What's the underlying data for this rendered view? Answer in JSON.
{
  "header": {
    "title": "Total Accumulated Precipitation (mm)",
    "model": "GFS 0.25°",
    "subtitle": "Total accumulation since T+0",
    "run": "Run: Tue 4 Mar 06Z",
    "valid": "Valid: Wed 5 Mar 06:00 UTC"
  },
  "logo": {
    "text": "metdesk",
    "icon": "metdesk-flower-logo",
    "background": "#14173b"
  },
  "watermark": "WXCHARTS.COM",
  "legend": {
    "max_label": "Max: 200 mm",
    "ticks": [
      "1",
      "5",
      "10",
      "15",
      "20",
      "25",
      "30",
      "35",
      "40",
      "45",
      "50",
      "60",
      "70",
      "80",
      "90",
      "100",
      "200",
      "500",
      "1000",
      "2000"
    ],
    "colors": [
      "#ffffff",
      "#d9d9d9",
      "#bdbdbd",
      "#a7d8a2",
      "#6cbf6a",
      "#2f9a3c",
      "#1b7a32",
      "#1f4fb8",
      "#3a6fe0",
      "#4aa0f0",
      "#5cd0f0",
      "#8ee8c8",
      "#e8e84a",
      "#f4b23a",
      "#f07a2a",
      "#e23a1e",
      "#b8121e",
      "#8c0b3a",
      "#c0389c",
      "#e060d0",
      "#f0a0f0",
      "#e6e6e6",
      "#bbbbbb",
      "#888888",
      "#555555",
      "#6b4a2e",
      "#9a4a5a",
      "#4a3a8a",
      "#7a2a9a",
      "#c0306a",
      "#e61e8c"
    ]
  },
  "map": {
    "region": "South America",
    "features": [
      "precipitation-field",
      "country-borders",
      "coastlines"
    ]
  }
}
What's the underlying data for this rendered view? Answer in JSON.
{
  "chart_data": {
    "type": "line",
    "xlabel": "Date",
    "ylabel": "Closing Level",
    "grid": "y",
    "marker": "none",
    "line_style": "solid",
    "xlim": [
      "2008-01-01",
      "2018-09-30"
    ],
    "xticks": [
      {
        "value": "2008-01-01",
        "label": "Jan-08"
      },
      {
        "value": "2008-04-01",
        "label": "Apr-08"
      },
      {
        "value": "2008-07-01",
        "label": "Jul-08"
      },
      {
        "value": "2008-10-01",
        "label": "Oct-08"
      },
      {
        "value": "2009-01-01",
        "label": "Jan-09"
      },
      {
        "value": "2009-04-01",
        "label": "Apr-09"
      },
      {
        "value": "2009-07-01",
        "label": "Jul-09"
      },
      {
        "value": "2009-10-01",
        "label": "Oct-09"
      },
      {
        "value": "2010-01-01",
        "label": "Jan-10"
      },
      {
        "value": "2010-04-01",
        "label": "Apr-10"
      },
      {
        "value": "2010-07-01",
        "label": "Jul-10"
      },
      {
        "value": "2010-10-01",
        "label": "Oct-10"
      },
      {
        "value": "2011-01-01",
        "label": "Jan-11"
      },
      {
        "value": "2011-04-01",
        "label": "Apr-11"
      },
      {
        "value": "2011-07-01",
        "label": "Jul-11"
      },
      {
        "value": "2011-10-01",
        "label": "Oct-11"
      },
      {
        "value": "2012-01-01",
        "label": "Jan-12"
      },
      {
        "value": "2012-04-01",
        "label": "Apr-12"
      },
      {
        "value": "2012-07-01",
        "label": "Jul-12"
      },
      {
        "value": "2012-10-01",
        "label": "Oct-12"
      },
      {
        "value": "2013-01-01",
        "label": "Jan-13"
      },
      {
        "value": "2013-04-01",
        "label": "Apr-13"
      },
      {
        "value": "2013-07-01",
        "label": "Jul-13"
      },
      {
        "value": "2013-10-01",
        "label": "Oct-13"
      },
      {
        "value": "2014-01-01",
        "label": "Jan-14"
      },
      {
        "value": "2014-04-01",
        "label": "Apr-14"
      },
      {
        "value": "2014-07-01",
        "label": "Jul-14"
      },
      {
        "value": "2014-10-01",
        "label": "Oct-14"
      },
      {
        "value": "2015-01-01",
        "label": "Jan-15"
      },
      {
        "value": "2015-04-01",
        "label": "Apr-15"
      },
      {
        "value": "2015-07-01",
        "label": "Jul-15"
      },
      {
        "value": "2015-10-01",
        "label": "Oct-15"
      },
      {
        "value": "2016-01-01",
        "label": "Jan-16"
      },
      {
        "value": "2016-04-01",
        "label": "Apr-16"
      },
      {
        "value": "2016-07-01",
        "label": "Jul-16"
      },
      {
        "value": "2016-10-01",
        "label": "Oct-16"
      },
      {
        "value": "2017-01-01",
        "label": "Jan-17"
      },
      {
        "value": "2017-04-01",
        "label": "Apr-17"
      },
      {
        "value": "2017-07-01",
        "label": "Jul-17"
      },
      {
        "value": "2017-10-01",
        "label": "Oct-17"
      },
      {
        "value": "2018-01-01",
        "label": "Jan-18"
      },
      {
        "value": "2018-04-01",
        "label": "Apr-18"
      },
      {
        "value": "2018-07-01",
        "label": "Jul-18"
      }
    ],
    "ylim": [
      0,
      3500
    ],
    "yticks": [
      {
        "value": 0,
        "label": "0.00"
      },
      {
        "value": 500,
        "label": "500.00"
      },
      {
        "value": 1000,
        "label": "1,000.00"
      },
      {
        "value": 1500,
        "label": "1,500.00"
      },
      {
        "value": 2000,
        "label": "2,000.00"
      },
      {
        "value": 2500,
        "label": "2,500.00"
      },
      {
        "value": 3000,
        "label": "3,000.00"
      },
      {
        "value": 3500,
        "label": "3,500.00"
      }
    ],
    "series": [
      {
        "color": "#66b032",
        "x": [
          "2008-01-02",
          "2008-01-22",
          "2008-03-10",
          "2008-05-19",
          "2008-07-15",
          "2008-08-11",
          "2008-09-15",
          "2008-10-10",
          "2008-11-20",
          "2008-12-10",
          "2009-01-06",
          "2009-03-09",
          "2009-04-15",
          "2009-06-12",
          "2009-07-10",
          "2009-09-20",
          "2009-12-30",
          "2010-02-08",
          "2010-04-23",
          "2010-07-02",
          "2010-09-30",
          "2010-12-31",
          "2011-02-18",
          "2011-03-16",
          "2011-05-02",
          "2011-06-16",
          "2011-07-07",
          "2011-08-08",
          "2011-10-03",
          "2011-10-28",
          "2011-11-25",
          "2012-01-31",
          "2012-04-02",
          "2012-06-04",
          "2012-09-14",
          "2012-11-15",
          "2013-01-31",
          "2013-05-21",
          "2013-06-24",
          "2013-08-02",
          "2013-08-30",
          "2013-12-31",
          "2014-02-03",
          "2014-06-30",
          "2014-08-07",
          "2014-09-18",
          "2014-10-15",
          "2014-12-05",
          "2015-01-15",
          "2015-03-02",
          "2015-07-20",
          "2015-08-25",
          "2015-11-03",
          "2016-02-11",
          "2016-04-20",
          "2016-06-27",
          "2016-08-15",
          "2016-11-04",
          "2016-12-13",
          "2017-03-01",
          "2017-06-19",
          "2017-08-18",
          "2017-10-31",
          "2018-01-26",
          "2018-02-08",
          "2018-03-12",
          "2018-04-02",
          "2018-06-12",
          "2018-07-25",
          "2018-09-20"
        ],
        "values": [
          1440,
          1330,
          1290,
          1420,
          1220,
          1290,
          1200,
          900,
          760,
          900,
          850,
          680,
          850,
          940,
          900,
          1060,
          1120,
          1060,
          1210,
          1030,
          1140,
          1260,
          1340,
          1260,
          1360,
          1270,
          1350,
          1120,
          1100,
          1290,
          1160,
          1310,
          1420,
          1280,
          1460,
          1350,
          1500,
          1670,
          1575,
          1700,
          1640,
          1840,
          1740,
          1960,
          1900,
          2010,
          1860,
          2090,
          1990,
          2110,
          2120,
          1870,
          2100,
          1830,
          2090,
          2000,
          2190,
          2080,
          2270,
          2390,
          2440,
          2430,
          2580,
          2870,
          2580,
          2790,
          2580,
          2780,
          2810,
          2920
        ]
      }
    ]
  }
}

▶ _WHAT IS REQUIRED_: Every line in the data above that contains "metdesk" needs to be copied.

▶ _FINISHED ANSWER_:
    "text": "metdesk",
    "icon": "metdesk-flower-logo",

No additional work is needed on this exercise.